***** Supplied records

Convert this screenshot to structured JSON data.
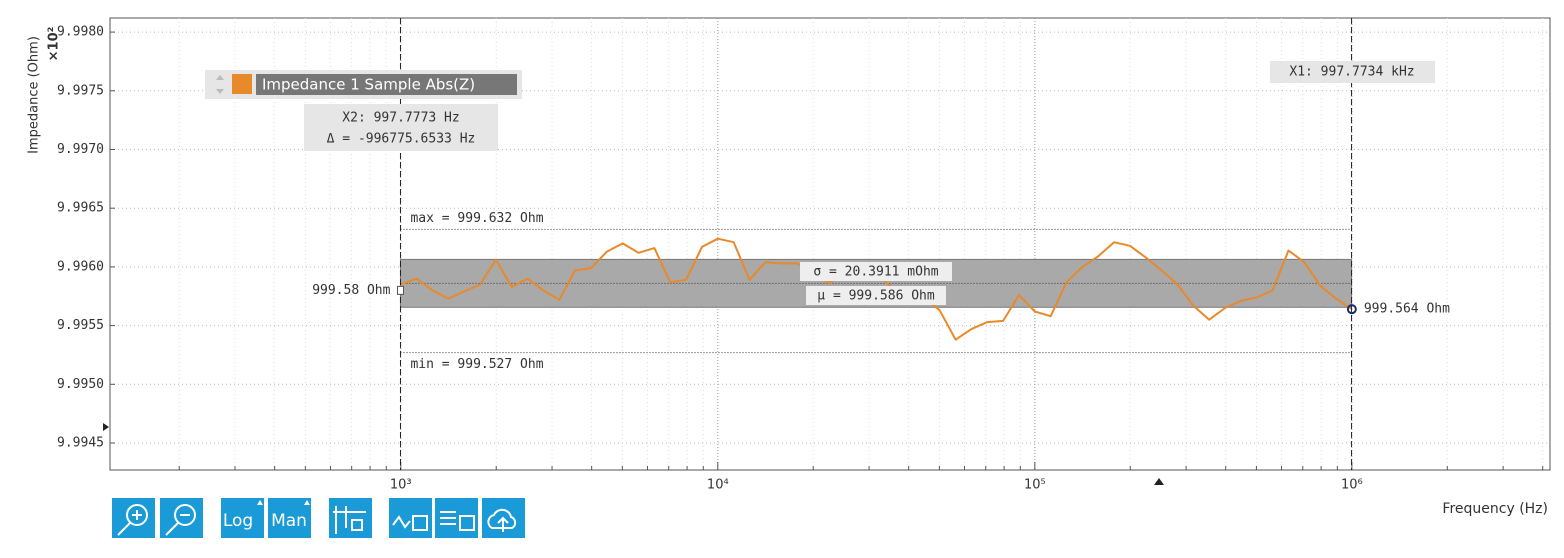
{
  "chart_data": {
    "type": "line",
    "y_label": "Impedance (Ohm)",
    "y_multiplier": "×10²",
    "x_label": "Frequency (Hz)",
    "log_x": true,
    "grid": true,
    "xlim": [
      121,
      4217000
    ],
    "ylim": [
      9.99427,
      9.99812
    ],
    "xticks": [
      {
        "value": 1000,
        "label": "10³"
      },
      {
        "value": 10000,
        "label": "10⁴"
      },
      {
        "value": 100000,
        "label": "10⁵"
      },
      {
        "value": 1000000,
        "label": "10⁶"
      }
    ],
    "xminor_ticks": [
      200,
      300,
      400,
      500,
      600,
      700,
      800,
      900,
      2000,
      3000,
      4000,
      5000,
      6000,
      7000,
      8000,
      9000,
      20000,
      30000,
      40000,
      50000,
      60000,
      70000,
      80000,
      90000,
      200000,
      300000,
      400000,
      500000,
      600000,
      700000,
      800000,
      900000,
      2000000,
      3000000,
      4000000
    ],
    "yticks": [
      {
        "value": 9.998,
        "label": "9.9980"
      },
      9.9975,
      {
        "value": 9.997,
        "label": "9.9970"
      },
      9.9965,
      {
        "value": 9.996,
        "label": "9.9960"
      },
      9.9955,
      {
        "value": 9.995,
        "label": "9.9950"
      },
      9.9945
    ],
    "x": [
      1000,
      1122,
      1259,
      1413,
      1585,
      1778,
      1995,
      2239,
      2512,
      2818,
      3162,
      3548,
      3981,
      4467,
      5012,
      5623,
      6310,
      7079,
      7943,
      8913,
      10000,
      11220,
      12590,
      14130,
      15850,
      17780,
      19950,
      22390,
      25120,
      28180,
      31620,
      35480,
      39810,
      44670,
      50120,
      56230,
      63100,
      70790,
      79430,
      89130,
      100000,
      112200,
      125900,
      141300,
      158500,
      177800,
      199500,
      223900,
      251200,
      281800,
      316200,
      354800,
      398100,
      446700,
      501200,
      562300,
      631000,
      707900,
      794300,
      891300,
      1000000
    ],
    "series": [
      {
        "name": "Impedance 1 Sample Abs(Z)",
        "color": "#e8892b",
        "values": [
          9.99585,
          9.9959,
          9.9958,
          9.99573,
          9.99579,
          9.99585,
          9.99606,
          9.99583,
          9.9959,
          9.9958,
          9.99572,
          9.99597,
          9.99599,
          9.99613,
          9.9962,
          9.99612,
          9.99616,
          9.99587,
          9.99589,
          9.99617,
          9.99624,
          9.99621,
          9.99589,
          9.99604,
          9.99603,
          9.99603,
          9.99595,
          9.99586,
          9.99595,
          9.99592,
          9.99595,
          9.99582,
          9.99568,
          9.99574,
          9.99563,
          9.99538,
          9.99547,
          9.99553,
          9.99554,
          9.99576,
          9.99562,
          9.99558,
          9.99587,
          9.996,
          9.99609,
          9.99621,
          9.99618,
          9.99608,
          9.99597,
          9.99585,
          9.99567,
          9.99555,
          9.99565,
          9.99571,
          9.99574,
          9.9958,
          9.99614,
          9.99604,
          9.99584,
          9.99573,
          9.99564
        ]
      }
    ],
    "stats": {
      "max": {
        "value": 9.99632,
        "label": "max = 999.632 Ohm"
      },
      "min": {
        "value": 9.99527,
        "label": "min = 999.527 Ohm"
      },
      "sigma": {
        "value": 0.000203911,
        "label": "σ = 20.3911 mOhm"
      },
      "mean": {
        "value": 9.99586,
        "label": "μ = 999.586 Ohm"
      }
    },
    "left_marker": {
      "value": 9.9958,
      "label": "999.58 Ohm"
    },
    "end_label": "999.564 Ohm",
    "cursors": [
      {
        "value": 997773.4,
        "label": "X1: 997.7734 kHz"
      },
      {
        "value": 997.7773,
        "label": "X2: 997.7773 Hz"
      }
    ],
    "delta_label": "Δ = -996775.6533 Hz",
    "toolbar": [
      "Log",
      "Man"
    ]
  }
}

**********

Transcribe the material exactly, leaving every picture out.

Convert this screenshot to structured JSON data.
{
  "chart_data": {
    "type": "line",
    "y_label": "Impedance (Ohm)",
    "y_multiplier": "×10²",
    "x_label": "Frequency (Hz)",
    "log_x": true,
    "grid": true,
    "xlim": [
      121,
      4217000
    ],
    "ylim": [
      9.99427,
      9.99812
    ],
    "xticks": [
      {
        "value": 1000,
        "label": "10³"
      },
      {
        "value": 10000,
        "label": "10⁴"
      },
      {
        "value": 100000,
        "label": "10⁵"
      },
      {
        "value": 1000000,
        "label": "10⁶"
      }
    ],
    "xminor_ticks": [
      200,
      300,
      400,
      500,
      600,
      700,
      800,
      900,
      2000,
      3000,
      4000,
      5000,
      6000,
      7000,
      8000,
      9000,
      20000,
      30000,
      40000,
      50000,
      60000,
      70000,
      80000,
      90000,
      200000,
      300000,
      400000,
      500000,
      600000,
      700000,
      800000,
      900000,
      2000000,
      3000000,
      4000000
    ],
    "yticks": [
      {
        "value": 9.998,
        "label": "9.9980"
      },
      9.9975,
      {
        "value": 9.997,
        "label": "9.9970"
      },
      9.9965,
      {
        "value": 9.996,
        "label": "9.9960"
      },
      9.9955,
      {
        "value": 9.995,
        "label": "9.9950"
      },
      9.9945
    ],
    "x": [
      1000,
      1122,
      1259,
      1413,
      1585,
      1778,
      1995,
      2239,
      2512,
      2818,
      3162,
      3548,
      3981,
      4467,
      5012,
      5623,
      6310,
      7079,
      7943,
      8913,
      10000,
      11220,
      12590,
      14130,
      15850,
      17780,
      19950,
      22390,
      25120,
      28180,
      31620,
      35480,
      39810,
      44670,
      50120,
      56230,
      63100,
      70790,
      79430,
      89130,
      100000,
      112200,
      125900,
      141300,
      158500,
      177800,
      199500,
      223900,
      251200,
      281800,
      316200,
      354800,
      398100,
      446700,
      501200,
      562300,
      631000,
      707900,
      794300,
      891300,
      1000000
    ],
    "series": [
      {
        "name": "Impedance 1 Sample Abs(Z)",
        "color": "#e8892b",
        "values": [
          9.99585,
          9.9959,
          9.9958,
          9.99573,
          9.99579,
          9.99585,
          9.99606,
          9.99583,
          9.9959,
          9.9958,
          9.99572,
          9.99597,
          9.99599,
          9.99613,
          9.9962,
          9.99612,
          9.99616,
          9.99587,
          9.99589,
          9.99617,
          9.99624,
          9.99621,
          9.99589,
          9.99604,
          9.99603,
          9.99603,
          9.99595,
          9.99586,
          9.99595,
          9.99592,
          9.99595,
          9.99582,
          9.99568,
          9.99574,
          9.99563,
          9.99538,
          9.99547,
          9.99553,
          9.99554,
          9.99576,
          9.99562,
          9.99558,
          9.99587,
          9.996,
          9.99609,
          9.99621,
          9.99618,
          9.99608,
          9.99597,
          9.99585,
          9.99567,
          9.99555,
          9.99565,
          9.99571,
          9.99574,
          9.9958,
          9.99614,
          9.99604,
          9.99584,
          9.99573,
          9.99564
        ]
      }
    ],
    "stats": {
      "max": {
        "value": 9.99632,
        "label": "max = 999.632 Ohm"
      },
      "min": {
        "value": 9.99527,
        "label": "min = 999.527 Ohm"
      },
      "sigma": {
        "value": 0.000203911,
        "label": "σ = 20.3911 mOhm"
      },
      "mean": {
        "value": 9.99586,
        "label": "μ = 999.586 Ohm"
      }
    },
    "left_marker": {
      "value": 9.9958,
      "label": "999.58 Ohm"
    },
    "end_label": "999.564 Ohm",
    "cursors": [
      {
        "value": 997773.4,
        "label": "X1: 997.7734 kHz"
      },
      {
        "value": 997.7773,
        "label": "X2: 997.7773 Hz"
      }
    ],
    "delta_label": "Δ = -996775.6533 Hz",
    "toolbar": [
      "Log",
      "Man"
    ]
  }
}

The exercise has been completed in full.